Extracted data entries
__________________________________________________

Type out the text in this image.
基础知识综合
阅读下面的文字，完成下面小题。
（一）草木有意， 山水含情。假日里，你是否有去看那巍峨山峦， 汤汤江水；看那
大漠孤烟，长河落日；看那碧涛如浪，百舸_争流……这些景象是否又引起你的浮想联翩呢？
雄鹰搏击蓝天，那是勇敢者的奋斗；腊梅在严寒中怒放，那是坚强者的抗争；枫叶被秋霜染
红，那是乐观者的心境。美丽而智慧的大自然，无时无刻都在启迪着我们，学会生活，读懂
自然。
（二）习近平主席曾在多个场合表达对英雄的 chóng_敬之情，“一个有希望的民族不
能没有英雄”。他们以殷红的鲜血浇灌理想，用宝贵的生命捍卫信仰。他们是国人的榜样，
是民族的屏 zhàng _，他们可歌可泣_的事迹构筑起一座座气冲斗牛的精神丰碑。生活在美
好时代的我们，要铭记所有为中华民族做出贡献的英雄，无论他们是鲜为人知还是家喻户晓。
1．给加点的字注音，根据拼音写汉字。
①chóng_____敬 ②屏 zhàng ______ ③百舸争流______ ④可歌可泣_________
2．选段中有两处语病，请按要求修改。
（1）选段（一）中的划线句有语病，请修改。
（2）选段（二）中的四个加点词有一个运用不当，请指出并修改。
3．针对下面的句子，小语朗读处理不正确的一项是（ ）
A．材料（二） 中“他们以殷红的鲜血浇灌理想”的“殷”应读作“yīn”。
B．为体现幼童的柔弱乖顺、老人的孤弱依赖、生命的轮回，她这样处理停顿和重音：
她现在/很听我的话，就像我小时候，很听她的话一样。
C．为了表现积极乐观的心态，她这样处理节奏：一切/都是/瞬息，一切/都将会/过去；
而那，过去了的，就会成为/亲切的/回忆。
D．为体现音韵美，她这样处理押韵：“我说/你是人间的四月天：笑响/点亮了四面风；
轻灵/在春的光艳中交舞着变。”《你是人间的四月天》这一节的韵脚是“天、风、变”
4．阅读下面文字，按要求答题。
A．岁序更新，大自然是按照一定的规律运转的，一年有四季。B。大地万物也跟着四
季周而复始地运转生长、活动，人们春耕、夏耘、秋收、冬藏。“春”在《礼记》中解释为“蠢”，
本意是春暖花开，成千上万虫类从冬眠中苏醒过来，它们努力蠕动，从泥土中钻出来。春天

__________________________________________________

▶ YOUR INSTRUCTIONS
Reply with one number only: how many lines of the listing hold "zhàng"?

▶ TASK ANSWER
2